- THE EXERCISE: Only lines holding the word "Pressure" should be copied from the material.

- PROVIDED MATERIAL:
* START *
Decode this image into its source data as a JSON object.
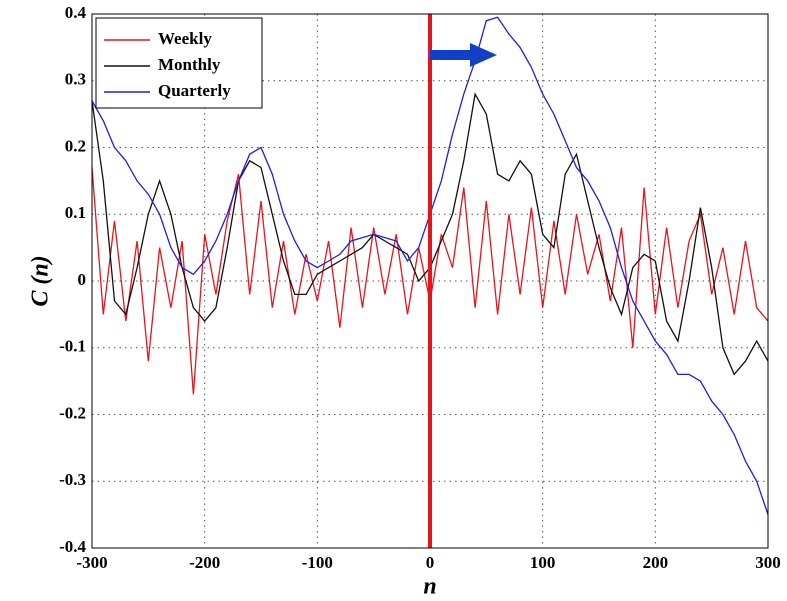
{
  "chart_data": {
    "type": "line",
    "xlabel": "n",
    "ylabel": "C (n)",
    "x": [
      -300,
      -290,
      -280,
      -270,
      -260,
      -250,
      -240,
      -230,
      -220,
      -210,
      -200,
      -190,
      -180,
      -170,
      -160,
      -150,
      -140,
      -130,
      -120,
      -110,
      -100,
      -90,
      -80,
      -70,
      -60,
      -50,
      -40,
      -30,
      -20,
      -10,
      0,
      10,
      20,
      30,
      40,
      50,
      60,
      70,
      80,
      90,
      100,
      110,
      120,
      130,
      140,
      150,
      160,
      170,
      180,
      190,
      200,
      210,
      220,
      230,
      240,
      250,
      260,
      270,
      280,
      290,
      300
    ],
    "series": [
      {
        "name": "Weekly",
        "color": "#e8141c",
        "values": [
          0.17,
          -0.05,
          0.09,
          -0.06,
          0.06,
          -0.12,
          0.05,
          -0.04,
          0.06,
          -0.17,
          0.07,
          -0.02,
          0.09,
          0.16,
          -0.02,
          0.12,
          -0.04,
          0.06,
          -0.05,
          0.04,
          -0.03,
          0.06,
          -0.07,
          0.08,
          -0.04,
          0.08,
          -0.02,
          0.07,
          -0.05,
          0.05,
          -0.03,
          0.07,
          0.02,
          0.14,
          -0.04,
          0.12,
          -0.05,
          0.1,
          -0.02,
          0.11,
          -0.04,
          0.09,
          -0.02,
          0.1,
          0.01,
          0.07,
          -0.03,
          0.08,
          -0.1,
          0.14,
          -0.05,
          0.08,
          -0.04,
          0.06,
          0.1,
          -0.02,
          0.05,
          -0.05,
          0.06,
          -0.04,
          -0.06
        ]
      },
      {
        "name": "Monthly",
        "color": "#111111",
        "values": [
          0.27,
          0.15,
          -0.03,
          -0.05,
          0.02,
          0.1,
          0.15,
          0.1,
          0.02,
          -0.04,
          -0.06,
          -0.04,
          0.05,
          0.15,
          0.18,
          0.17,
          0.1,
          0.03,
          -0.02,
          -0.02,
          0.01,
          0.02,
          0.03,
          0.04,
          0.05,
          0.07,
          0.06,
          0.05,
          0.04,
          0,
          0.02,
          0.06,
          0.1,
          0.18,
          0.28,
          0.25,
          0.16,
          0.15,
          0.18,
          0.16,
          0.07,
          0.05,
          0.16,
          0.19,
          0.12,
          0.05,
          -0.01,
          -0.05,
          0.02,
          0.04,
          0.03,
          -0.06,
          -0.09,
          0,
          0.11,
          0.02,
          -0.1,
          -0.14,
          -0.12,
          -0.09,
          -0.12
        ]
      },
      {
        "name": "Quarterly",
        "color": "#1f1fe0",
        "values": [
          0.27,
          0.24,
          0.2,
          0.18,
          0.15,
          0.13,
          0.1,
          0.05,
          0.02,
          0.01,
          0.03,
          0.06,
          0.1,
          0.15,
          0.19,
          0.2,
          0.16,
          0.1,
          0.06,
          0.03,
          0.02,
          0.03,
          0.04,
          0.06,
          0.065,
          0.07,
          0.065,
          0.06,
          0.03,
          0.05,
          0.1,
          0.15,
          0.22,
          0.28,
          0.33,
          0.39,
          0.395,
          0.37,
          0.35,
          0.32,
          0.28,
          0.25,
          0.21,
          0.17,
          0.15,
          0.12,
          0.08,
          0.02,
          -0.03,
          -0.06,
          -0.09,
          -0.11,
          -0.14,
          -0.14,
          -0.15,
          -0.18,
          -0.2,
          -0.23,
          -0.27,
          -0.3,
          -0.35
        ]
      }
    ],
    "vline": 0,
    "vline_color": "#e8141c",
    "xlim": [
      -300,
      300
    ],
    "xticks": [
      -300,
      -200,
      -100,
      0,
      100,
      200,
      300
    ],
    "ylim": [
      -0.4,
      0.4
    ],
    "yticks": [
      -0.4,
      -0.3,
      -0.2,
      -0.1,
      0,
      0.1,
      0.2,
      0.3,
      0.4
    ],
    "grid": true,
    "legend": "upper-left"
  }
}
* END *
* START *
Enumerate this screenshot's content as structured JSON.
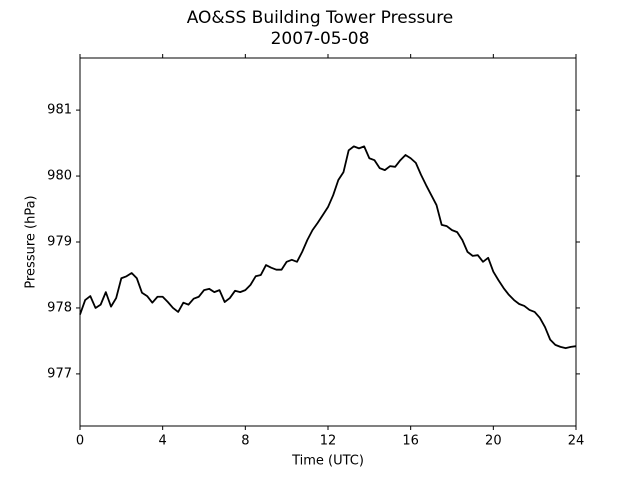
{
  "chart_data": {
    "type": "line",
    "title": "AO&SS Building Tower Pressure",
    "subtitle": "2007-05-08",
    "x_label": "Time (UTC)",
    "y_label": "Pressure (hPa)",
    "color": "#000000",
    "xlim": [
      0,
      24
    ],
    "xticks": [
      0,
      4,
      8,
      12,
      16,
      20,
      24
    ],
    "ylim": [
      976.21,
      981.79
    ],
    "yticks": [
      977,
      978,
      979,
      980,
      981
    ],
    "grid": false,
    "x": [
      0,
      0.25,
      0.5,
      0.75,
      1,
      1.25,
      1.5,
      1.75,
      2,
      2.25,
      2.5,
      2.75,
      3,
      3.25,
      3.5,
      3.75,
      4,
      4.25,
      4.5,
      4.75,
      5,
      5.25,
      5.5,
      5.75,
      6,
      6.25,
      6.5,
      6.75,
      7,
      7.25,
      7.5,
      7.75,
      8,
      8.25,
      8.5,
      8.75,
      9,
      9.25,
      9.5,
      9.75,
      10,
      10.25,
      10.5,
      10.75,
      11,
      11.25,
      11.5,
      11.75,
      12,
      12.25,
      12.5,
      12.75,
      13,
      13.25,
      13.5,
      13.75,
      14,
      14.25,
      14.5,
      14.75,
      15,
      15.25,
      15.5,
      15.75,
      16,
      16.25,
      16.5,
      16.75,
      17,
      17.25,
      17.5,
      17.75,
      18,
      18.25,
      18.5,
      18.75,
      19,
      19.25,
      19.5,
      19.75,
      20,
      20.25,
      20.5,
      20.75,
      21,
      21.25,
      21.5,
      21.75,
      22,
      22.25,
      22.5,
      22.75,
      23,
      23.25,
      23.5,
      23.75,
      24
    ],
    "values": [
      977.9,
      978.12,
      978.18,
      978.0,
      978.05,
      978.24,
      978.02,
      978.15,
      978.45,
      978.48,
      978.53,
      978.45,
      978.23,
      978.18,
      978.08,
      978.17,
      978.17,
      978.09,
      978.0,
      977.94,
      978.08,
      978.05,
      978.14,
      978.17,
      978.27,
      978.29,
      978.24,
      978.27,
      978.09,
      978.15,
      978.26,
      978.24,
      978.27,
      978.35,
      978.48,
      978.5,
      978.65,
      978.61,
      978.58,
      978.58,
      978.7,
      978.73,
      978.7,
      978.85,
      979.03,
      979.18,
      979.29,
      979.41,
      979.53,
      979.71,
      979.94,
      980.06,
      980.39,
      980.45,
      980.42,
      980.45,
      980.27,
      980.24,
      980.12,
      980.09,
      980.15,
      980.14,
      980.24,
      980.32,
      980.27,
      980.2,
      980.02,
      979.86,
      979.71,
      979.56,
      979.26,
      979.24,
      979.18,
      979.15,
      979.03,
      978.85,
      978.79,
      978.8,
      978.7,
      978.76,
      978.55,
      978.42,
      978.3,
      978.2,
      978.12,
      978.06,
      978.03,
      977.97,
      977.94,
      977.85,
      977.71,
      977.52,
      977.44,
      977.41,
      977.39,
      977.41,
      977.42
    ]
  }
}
* END *
- EXERCISE ANSWER:
    "title": "AO&SS Building Tower Pressure",
    "y_label": "Pressure (hPa)",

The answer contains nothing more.